Rewrite every line from the start of the records down to the line containing "0, 276, 27]", renaming "Log off" to "Sign out" and keeping everything else unchanged.

::: Listed records :::

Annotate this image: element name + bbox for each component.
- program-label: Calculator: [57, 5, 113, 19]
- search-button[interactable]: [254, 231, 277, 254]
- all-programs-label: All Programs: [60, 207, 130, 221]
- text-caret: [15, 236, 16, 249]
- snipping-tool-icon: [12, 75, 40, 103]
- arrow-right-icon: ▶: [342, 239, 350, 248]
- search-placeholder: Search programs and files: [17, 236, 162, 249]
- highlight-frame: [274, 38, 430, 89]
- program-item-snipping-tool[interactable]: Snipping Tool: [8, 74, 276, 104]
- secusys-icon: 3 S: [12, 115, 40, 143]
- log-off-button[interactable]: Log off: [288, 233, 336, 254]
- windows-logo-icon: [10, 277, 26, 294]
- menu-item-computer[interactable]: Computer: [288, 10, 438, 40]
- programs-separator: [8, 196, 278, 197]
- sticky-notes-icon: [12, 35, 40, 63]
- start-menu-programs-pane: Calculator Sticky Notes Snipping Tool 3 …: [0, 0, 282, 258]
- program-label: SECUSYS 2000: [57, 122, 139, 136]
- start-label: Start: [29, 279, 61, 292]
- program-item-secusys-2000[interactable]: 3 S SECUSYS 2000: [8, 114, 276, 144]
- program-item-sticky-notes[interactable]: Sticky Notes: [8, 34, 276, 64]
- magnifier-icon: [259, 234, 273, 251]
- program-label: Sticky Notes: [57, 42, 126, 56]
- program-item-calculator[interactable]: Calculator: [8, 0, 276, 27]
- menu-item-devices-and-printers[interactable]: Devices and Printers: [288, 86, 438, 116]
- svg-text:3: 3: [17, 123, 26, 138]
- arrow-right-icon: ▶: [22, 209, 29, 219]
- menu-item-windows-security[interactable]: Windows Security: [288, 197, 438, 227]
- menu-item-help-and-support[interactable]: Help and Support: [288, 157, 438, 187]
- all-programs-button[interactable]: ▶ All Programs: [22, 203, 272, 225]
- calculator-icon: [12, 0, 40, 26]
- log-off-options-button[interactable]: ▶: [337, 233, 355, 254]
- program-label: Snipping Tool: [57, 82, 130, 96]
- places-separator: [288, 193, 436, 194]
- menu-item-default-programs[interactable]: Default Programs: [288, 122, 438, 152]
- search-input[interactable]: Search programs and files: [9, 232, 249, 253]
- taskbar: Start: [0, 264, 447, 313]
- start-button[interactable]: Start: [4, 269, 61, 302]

:::

Task result:
Annotate this image: element name + bbox for each component.
- program-label: Calculator: [57, 5, 113, 19]
- search-button[interactable]: [254, 231, 277, 254]
- all-programs-label: All Programs: [60, 207, 130, 221]
- text-caret: [15, 236, 16, 249]
- snipping-tool-icon: [12, 75, 40, 103]
- arrow-right-icon: ▶: [342, 239, 350, 248]
- search-placeholder: Search programs and files: [17, 236, 162, 249]
- highlight-frame: [274, 38, 430, 89]
- program-item-snipping-tool[interactable]: Snipping Tool: [8, 74, 276, 104]
- secusys-icon: 3 S: [12, 115, 40, 143]
- log-off-button[interactable]: Sign out: [288, 233, 336, 254]
- windows-logo-icon: [10, 277, 26, 294]
- menu-item-computer[interactable]: Computer: [288, 10, 438, 40]
- programs-separator: [8, 196, 278, 197]
- sticky-notes-icon: [12, 35, 40, 63]
- start-menu-programs-pane: Calculator Sticky Notes Snipping Tool 3 …: [0, 0, 282, 258]
- program-label: SECUSYS 2000: [57, 122, 139, 136]
- start-label: Start: [29, 279, 61, 292]
- program-item-secusys-2000[interactable]: 3 S SECUSYS 2000: [8, 114, 276, 144]
- program-item-sticky-notes[interactable]: Sticky Notes: [8, 34, 276, 64]
- magnifier-icon: [259, 234, 273, 251]
- program-label: Sticky Notes: [57, 42, 126, 56]
- program-item-calculator[interactable]: Calculator: [8, 0, 276, 27]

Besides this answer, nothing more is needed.